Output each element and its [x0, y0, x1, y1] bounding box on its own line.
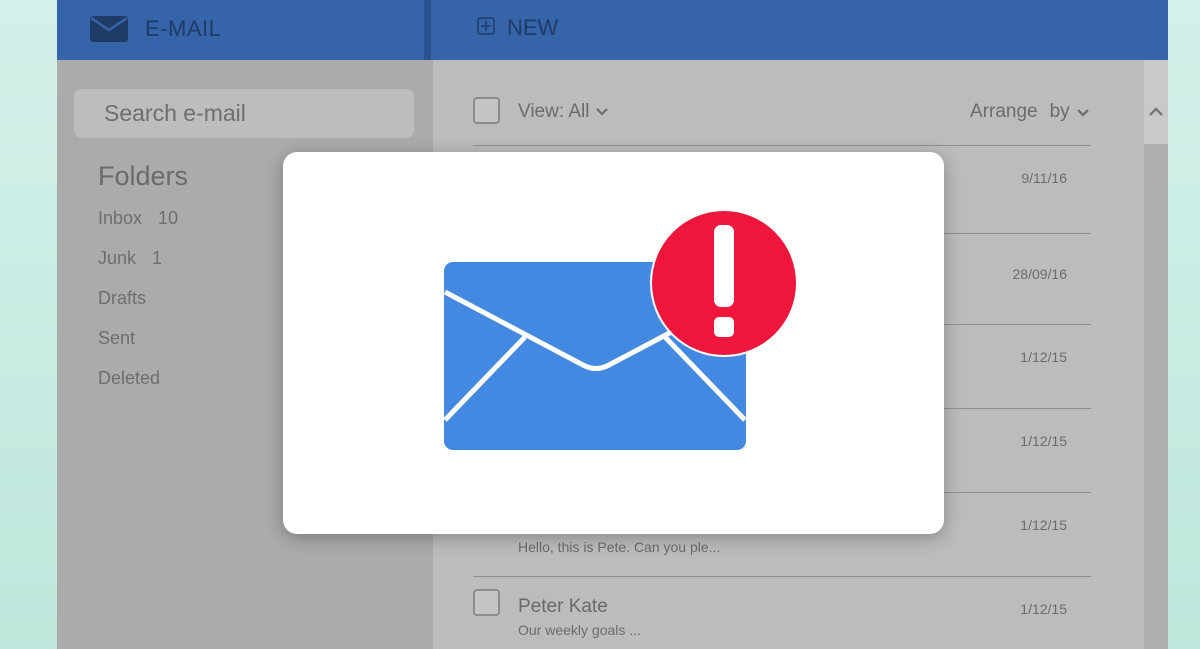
folder-count: 10	[158, 208, 179, 228]
folder-label: Inbox	[98, 208, 143, 228]
background-left	[0, 0, 57, 649]
mail-icon	[89, 15, 129, 43]
message-row[interactable]: 1/12/15 Peter Kate Our weekly goals ...	[473, 576, 1091, 649]
search-input[interactable]	[74, 99, 406, 128]
folders-heading: Folders	[98, 161, 189, 191]
folder-item-sent[interactable]: Sent	[98, 328, 178, 368]
new-button-label: NEW	[507, 15, 559, 40]
message-preview: Hello, this is Pete. Can you ple...	[518, 539, 721, 555]
top-bar: E-MAIL NEW	[57, 0, 1168, 60]
view-filter-label: View: All	[518, 101, 590, 122]
folder-label: Deleted	[98, 368, 161, 388]
background-right	[1168, 0, 1200, 649]
folder-item-inbox[interactable]: Inbox 10	[98, 208, 178, 248]
message-sender: Peter Kate	[518, 596, 608, 617]
envelope-alert-icon	[443, 209, 798, 450]
arrange-label-word: Arrange	[970, 101, 1038, 122]
scroll-up-icon[interactable]	[1148, 104, 1164, 120]
message-date: 1/12/15	[1020, 349, 1067, 365]
folder-item-junk[interactable]: Junk 1	[98, 248, 178, 288]
message-date: 9/11/16	[1021, 170, 1067, 186]
message-date: 1/12/15	[1020, 433, 1067, 449]
folder-item-drafts[interactable]: Drafts	[98, 288, 178, 328]
chevron-down-icon	[595, 101, 609, 123]
search-box[interactable]	[74, 89, 414, 138]
arrange-label-word: by	[1049, 101, 1070, 122]
chevron-down-icon	[1076, 101, 1090, 123]
select-all-checkbox[interactable]	[473, 97, 500, 124]
scroll-thumb[interactable]	[1144, 144, 1168, 649]
folder-label: Junk	[98, 248, 137, 268]
scrollbar[interactable]	[1144, 60, 1168, 649]
message-date: 1/12/15	[1020, 601, 1067, 617]
plus-square-icon	[477, 16, 495, 40]
folder-count: 1	[152, 248, 163, 268]
new-mail-alert-dialog	[283, 152, 944, 534]
message-date: 28/09/16	[1012, 266, 1068, 282]
folder-label: Drafts	[98, 288, 147, 308]
folder-list: Inbox 10 Junk 1 Drafts Sent Deleted	[98, 208, 178, 408]
message-checkbox[interactable]	[473, 589, 500, 616]
app-title: E-MAIL	[145, 16, 222, 41]
header-divider	[424, 0, 431, 60]
new-message-button[interactable]: NEW	[477, 15, 558, 41]
app-brand: E-MAIL	[89, 15, 221, 43]
message-preview: Our weekly goals ...	[518, 622, 641, 638]
folder-label: Sent	[98, 328, 136, 348]
folder-item-deleted[interactable]: Deleted	[98, 368, 178, 408]
arrange-by-dropdown[interactable]: Arrange by	[970, 101, 1090, 123]
view-filter-dropdown[interactable]: View: All	[518, 101, 609, 123]
message-date: 1/12/15	[1020, 517, 1067, 533]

__Task to carry out__
Show every line from the rows above that contains the word "Inbox", matching case exactly.

__Correct output__
folder-label: Inbox	[98, 208, 143, 228]
folder-item-inbox[interactable]: Inbox 10	[98, 208, 178, 248]
folder-list: Inbox 10 Junk 1 Drafts Sent Deleted	[98, 208, 178, 408]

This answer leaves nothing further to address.